_Task brief_:
Transcribe every entry word for word, leaving out all images.

_Collected data_:

# # # # #

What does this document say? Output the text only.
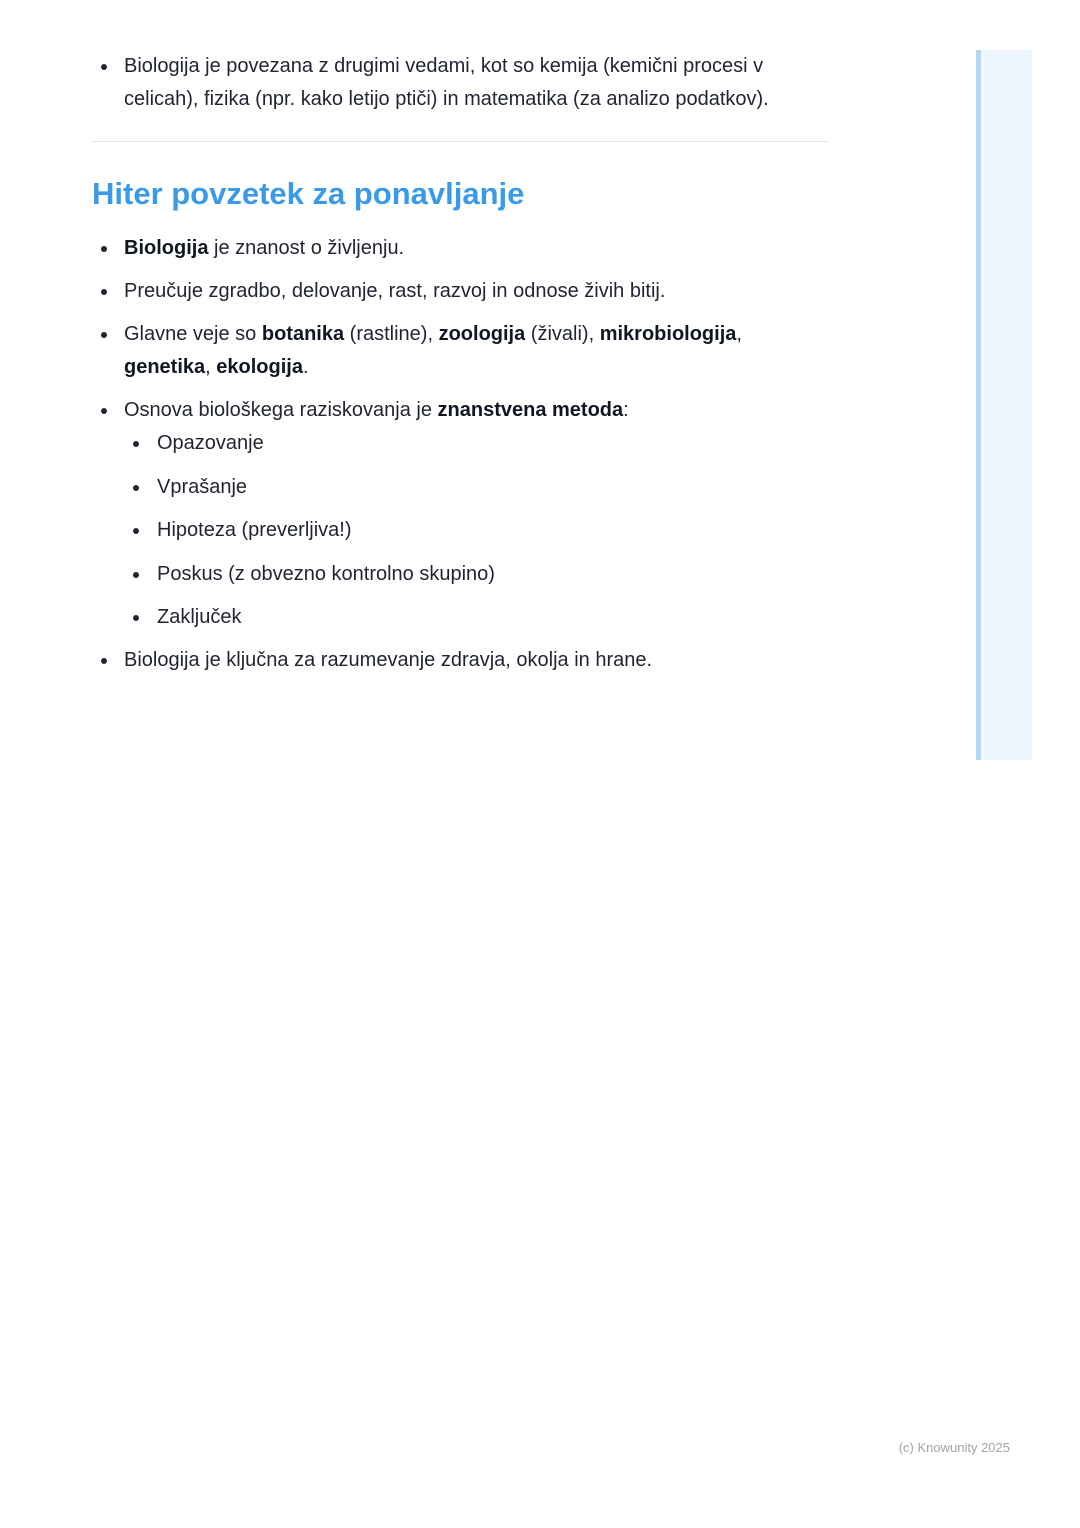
Biologija je povezana z drugimi vedami, kot so kemija (kemični procesi v celicah), fizika (npr. kako letijo ptiči) in matematika (za analizo podatkov).
Hiter povzetek za ponavljanje
Biologija je znanost o življenju.
Preučuje zgradbo, delovanje, rast, razvoj in odnose živih bitij.
Glavne veje so botanika (rastline), zoologija (živali), mikrobiologija, genetika, ekologija.
Osnova biološkega raziskovanja je znanstvena metoda:
Opazovanje
Vprašanje
Hipoteza (preverljiva!)
Poskus (z obvezno kontrolno skupino)
Zaključek
Biologija je ključna za razumevanje zdravja, okolja in hrane.
(c) Knowunity 2025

# # # # #

_Result for this exercise_:
What does this document say? Output the text only.
Biologija je povezana z drugimi vedami, kot so kemija (kemični procesi v celicah), fizika (npr. kako letijo ptiči) in matematika (za analizo podatkov).
Hiter povzetek za ponavljanje
Biologija je znanost o življenju.
Preučuje zgradbo, delovanje, rast, razvoj in odnose živih bitij.
Glavne veje so botanika (rastline), zoologija (živali), mikrobiologija, genetika, ekologija.
Osnova biološkega raziskovanja je znanstvena metoda:
Opazovanje
Vprašanje
Hipoteza (preverljiva!)
Poskus (z obvezno kontrolno skupino)
Zaključek
Biologija je ključna za razumevanje zdravja, okolja in hrane.
(c) Knowunity 2025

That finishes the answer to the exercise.